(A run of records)
## BEGIN
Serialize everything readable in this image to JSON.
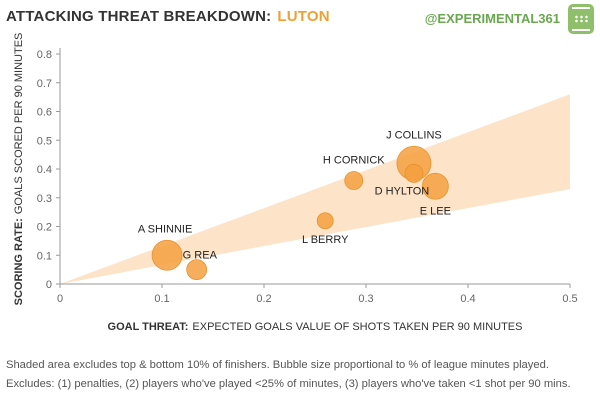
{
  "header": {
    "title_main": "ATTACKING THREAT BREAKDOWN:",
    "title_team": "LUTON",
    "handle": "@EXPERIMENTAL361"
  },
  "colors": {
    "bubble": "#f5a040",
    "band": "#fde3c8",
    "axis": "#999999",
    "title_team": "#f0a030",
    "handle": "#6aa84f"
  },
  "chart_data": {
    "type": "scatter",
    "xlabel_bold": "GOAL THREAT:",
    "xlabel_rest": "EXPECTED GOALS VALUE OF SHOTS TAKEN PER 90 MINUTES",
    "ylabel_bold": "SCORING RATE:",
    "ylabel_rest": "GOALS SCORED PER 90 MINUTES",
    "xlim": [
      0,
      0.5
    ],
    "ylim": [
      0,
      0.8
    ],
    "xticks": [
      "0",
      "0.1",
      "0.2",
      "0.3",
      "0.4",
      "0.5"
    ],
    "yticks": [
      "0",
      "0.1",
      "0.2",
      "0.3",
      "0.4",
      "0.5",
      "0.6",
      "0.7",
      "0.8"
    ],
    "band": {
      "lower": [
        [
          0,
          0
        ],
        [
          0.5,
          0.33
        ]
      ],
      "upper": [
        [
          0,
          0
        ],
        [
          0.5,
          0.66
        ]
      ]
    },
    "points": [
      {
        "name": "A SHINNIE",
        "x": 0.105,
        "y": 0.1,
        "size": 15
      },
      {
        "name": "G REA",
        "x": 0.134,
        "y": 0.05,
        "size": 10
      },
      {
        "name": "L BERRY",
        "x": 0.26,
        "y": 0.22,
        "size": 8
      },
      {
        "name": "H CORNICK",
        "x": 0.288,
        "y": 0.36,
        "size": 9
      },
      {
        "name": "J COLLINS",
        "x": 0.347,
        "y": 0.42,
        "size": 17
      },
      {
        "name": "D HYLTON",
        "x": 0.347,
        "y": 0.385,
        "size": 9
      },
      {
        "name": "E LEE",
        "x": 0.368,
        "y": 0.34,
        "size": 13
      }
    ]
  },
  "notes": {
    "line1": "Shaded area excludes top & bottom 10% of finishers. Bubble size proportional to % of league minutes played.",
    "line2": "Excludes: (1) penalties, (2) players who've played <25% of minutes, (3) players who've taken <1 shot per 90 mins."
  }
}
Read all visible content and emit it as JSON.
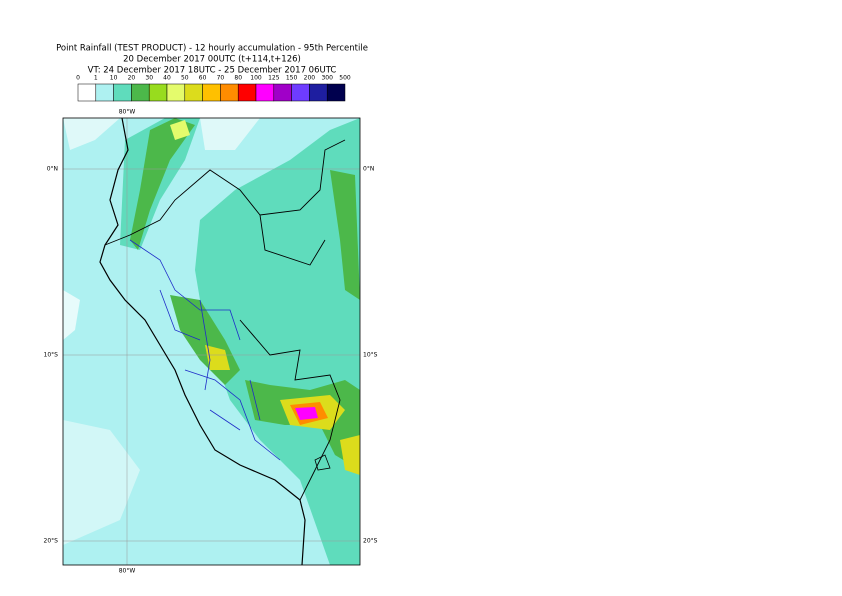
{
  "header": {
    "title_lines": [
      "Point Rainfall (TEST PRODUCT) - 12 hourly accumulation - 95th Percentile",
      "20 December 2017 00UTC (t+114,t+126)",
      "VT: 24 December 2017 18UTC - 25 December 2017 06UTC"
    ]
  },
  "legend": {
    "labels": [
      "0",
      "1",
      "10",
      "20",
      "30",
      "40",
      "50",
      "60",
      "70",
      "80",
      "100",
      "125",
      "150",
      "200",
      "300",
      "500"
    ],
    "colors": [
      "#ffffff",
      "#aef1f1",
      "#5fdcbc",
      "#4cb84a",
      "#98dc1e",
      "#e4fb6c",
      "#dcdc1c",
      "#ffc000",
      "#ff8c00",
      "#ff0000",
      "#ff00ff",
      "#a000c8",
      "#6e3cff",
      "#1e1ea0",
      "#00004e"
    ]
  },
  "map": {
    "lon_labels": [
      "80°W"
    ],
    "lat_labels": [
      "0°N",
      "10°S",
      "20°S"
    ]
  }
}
## END
• [What to produce] Show the lines where the word "THREAT" appears in the entries.

• [Reply]
    "title_main": "ATTACKING THREAT BREAKDOWN:",
    "xlabel_bold": "GOAL THREAT:",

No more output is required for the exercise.